-- Extract to read --
# Training a goat to be wary of electric fences.



## Rex (Nov 30, 2008)

This is a question I got recently. Its a good one because goats that aren't aware that an electric fence will shock them will often walk right through it. If it gets shocked on the way through and bolts forward it just learned that it can beat the fence and you'll be hard pressed to keep it in afterward. The trick I use is the same one I use to keep deer out of the garden. I hang small strips of tinfoil off the fence with a smear of peanut butter on them. The peanut butter will make the goat (or deer) stop and sniff the foil. Maybe even try to lick it. A wet tongue on an electric fence will definitely turn on the porch lights! Ask any kid that ever peed on one! Not something they want to try again! At least for awhile. Some are surprising stubborn (I'm talking about the goats not the kids) but at least they usually approach cautiously and give it the sniff test and don't charge past. Its always worked for us.


----------



## Hasligrove (Dec 10, 2008)

Wow Rex! Tinfoil and penut butter? That will get em' good! Mine have always been too curious and they all seem to touch it once, twice...and then they seem to test it again every now and again. They know when I have it off too! Smart little buggers.


----------



## patti marar (Sep 12, 2011)

-- Data rows --
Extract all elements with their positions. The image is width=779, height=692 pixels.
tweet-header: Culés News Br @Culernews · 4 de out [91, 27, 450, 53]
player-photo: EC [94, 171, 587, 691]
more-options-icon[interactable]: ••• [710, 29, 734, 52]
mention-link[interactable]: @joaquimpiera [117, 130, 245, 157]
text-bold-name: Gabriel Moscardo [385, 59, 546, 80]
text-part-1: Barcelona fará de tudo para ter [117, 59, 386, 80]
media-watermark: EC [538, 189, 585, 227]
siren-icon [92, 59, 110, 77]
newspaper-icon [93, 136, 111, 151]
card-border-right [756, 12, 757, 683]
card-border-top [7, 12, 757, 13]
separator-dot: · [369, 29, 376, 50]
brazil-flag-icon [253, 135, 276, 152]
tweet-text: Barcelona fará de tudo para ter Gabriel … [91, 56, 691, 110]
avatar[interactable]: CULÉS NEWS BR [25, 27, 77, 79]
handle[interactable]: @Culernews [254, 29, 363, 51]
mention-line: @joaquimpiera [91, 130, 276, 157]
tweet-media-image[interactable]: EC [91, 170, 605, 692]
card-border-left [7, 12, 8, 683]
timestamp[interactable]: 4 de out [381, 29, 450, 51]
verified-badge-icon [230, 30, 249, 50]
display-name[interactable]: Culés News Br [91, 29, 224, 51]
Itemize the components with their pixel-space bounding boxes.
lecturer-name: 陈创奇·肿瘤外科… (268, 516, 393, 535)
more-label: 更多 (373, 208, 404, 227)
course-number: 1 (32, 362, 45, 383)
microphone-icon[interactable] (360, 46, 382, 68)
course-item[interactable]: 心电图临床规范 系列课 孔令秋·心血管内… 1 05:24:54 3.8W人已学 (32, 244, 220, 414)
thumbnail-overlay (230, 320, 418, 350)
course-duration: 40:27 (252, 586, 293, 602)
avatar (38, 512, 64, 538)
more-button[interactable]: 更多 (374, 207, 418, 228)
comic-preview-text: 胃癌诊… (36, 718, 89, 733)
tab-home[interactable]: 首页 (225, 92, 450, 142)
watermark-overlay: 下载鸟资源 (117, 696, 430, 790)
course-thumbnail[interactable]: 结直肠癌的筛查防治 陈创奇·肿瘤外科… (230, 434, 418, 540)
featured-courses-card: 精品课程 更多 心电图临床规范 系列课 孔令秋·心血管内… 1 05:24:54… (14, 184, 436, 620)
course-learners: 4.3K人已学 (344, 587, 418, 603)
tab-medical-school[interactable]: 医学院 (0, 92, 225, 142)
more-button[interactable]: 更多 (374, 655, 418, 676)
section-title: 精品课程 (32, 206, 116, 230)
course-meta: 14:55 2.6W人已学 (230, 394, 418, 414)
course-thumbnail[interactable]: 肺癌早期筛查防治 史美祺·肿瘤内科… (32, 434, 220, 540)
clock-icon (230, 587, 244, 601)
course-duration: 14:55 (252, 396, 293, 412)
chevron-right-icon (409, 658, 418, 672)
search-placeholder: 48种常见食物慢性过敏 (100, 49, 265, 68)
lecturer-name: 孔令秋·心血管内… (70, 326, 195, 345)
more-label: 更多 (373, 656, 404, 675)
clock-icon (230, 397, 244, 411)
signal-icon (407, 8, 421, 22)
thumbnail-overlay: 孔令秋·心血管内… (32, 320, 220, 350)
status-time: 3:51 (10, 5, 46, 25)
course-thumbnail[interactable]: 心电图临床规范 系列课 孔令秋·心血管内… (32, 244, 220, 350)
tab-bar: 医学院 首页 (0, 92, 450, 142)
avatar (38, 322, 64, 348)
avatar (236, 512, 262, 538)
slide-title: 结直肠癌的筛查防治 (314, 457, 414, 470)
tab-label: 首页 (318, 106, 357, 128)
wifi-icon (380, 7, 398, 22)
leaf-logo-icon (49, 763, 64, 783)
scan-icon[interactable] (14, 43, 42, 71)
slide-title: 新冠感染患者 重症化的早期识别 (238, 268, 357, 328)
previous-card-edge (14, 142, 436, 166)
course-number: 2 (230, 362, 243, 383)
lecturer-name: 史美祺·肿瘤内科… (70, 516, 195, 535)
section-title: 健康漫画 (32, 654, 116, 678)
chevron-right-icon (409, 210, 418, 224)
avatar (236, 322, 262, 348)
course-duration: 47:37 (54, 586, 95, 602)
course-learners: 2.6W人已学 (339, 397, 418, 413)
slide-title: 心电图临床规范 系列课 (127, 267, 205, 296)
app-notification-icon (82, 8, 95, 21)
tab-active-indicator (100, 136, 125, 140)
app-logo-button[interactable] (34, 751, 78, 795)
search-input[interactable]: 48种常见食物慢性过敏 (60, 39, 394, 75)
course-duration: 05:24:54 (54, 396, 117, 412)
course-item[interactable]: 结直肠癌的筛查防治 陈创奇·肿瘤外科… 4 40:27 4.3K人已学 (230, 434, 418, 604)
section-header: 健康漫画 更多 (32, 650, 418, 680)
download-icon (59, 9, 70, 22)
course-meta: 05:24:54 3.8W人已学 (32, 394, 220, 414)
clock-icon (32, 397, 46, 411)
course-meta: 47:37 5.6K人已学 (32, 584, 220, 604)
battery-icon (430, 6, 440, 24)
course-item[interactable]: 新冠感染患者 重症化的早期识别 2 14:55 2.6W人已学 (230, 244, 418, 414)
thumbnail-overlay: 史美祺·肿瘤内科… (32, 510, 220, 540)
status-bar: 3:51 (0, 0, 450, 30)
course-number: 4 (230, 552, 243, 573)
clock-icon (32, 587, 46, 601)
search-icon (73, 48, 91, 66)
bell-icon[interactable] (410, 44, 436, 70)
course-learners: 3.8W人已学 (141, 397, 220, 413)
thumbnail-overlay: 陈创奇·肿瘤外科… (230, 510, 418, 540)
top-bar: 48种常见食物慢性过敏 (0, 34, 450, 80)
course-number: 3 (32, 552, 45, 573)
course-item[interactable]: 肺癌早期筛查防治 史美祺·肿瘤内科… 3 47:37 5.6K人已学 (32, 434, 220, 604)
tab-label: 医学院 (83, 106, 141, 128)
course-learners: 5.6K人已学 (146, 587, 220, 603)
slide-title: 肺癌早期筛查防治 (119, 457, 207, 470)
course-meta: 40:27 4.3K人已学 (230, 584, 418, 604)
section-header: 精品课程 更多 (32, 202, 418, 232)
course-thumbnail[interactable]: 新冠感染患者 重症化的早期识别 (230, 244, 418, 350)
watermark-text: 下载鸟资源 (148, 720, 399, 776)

-- Exercises --
**a)** Please reproduce a passage of the goat fence thread word for word, beginning at "## Hasligrove (Dec" and ending after "(Sep 12, 2011)".
**b)** In the goat fence thread, what does Rex put on the strips of tinfoil hung from the fence?

-- Results of the tasks --
**a)**
## Hasligrove (Dec 10, 2008)

Wow Rex! Tinfoil and penut butter? That will get em' good! Mine have always been too curious and they all seem to touch it once, twice...and then they seem to test it again every now and again. They know when I have it off too! Smart little buggers.


----------



## patti marar (Sep 12, 2011)

**b)** A smear of peanut butter.